Print every entry exactly as written.
BEGIN
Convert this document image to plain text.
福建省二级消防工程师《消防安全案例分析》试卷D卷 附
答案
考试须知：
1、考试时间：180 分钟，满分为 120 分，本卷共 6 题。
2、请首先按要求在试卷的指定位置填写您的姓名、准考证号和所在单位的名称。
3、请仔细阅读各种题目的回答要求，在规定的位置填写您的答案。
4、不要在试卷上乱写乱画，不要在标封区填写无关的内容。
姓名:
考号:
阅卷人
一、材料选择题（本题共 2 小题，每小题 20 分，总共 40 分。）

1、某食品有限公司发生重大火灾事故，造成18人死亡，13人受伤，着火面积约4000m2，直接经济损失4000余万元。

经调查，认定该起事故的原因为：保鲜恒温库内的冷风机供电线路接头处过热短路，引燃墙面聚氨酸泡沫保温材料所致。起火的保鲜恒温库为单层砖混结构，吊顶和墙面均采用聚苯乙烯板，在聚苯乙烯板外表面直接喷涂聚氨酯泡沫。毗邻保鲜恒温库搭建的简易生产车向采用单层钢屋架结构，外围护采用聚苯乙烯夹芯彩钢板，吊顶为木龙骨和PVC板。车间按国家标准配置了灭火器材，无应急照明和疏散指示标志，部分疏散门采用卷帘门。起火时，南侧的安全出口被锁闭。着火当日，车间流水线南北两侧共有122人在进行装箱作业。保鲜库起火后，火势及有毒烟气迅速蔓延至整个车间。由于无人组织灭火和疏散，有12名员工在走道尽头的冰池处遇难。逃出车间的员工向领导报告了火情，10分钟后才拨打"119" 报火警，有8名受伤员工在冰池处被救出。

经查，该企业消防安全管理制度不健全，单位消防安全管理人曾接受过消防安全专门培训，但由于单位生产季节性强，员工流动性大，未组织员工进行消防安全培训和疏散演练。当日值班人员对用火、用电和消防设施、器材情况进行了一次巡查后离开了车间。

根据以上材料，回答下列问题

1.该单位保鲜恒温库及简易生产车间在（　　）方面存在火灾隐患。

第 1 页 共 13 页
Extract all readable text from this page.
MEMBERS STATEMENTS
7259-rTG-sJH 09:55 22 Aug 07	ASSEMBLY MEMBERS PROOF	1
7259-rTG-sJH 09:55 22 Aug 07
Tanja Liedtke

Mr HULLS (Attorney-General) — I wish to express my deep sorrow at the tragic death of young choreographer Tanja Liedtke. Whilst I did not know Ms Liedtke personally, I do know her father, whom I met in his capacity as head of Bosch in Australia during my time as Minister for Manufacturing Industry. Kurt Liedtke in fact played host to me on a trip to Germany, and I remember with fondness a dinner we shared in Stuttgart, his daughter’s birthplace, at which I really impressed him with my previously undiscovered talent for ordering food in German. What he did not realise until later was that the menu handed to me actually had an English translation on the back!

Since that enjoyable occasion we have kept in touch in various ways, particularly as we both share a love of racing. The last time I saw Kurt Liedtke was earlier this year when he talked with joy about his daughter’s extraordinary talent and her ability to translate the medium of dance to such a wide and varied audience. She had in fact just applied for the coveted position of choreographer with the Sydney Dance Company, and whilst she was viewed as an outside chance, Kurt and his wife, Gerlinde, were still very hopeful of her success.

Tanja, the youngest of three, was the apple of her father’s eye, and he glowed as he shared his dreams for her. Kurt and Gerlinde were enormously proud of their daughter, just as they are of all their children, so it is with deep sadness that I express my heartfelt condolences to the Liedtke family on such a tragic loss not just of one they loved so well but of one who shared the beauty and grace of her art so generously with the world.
END
▶ _Finished task_
Convert this document image to plain text.
福建省二级消防工程师《消防安全案例分析》试卷D卷 附
答案
考试须知：
1、考试时间：180 分钟，满分为 120 分，本卷共 6 题。
2、请首先按要求在试卷的指定位置填写您的姓名、准考证号和所在单位的名称。
3、请仔细阅读各种题目的回答要求，在规定的位置填写您的答案。
4、不要在试卷上乱写乱画，不要在标封区填写无关的内容。
姓名:
考号:
阅卷人
一、材料选择题（本题共 2 小题，每小题 20 分，总共 40 分。）

1、某食品有限公司发生重大火灾事故，造成18人死亡，13人受伤，着火面积约4000m2，直接经济损失4000余万元。

经调查，认定该起事故的原因为：保鲜恒温库内的冷风机供电线路接头处过热短路，引燃墙面聚氨酸泡沫保温材料所致。起火的保鲜恒温库为单层砖混结构，吊顶和墙面均采用聚苯乙烯板，在聚苯乙烯板外表面直接喷涂聚氨酯泡沫。毗邻保鲜恒温库搭建的简易生产车向采用单层钢屋架结构，外围护采用聚苯乙烯夹芯彩钢板，吊顶为木龙骨和PVC板。车间按国家标准配置了灭火器材，无应急照明和疏散指示标志，部分疏散门采用卷帘门。起火时，南侧的安全出口被锁闭。着火当日，车间流水线南北两侧共有122人在进行装箱作业。保鲜库起火后，火势及有毒烟气迅速蔓延至整个车间。由于无人组织灭火和疏散，有12名员工在走道尽头的冰池处遇难。逃出车间的员工向领导报告了火情，10分钟后才拨打"119" 报火警，有8名受伤员工在冰池处被救出。

经查，该企业消防安全管理制度不健全，单位消防安全管理人曾接受过消防安全专门培训，但由于单位生产季节性强，员工流动性大，未组织员工进行消防安全培训和疏散演练。当日值班人员对用火、用电和消防设施、器材情况进行了一次巡查后离开了车间。

根据以上材料，回答下列问题

1.该单位保鲜恒温库及简易生产车间在（　　）方面存在火灾隐患。

第 1 页 共 13 页
Extract all readable text from this page.
MEMBERS STATEMENTS
7259-rTG-sJH 09:55 22 Aug 07	ASSEMBLY MEMBERS PROOF	1
7259-rTG-sJH 09:55 22 Aug 07
Tanja Liedtke

Mr HULLS (Attorney-General) — I wish to express my deep sorrow at the tragic death of young choreographer Tanja Liedtke. Whilst I did not know Ms Liedtke personally, I do know her father, whom I met in his capacity as head of Bosch in Australia during my time as Minister for Manufacturing Industry. Kurt Liedtke in fact played host to me on a trip to Germany, and I remember with fondness a dinner we shared in Stuttgart, his daughter’s birthplace, at which I really impressed him with my previously undiscovered talent for ordering food in German. What he did not realise until later was that the menu handed to me actually had an English translation on the back!

Since that enjoyable occasion we have kept in touch in various ways, particularly as we both share a love of racing. The last time I saw Kurt Liedtke was earlier this year when he talked with joy about his daughter’s extraordinary talent and her ability to translate the medium of dance to such a wide and varied audience. She had in fact just applied for the coveted position of choreographer with the Sydney Dance Company, and whilst she was viewed as an outside chance, Kurt and his wife, Gerlinde, were still very hopeful of her success.

Tanja, the youngest of three, was the apple of her father’s eye, and he glowed as he shared his dreams for her. Kurt and Gerlinde were enormously proud of their daughter, just as they are of all their children, so it is with deep sadness that I express my heartfelt condolences to the Liedtke family on such a tragic loss not just of one they loved so well but of one who shared the beauty and grace of her art so generously with the world.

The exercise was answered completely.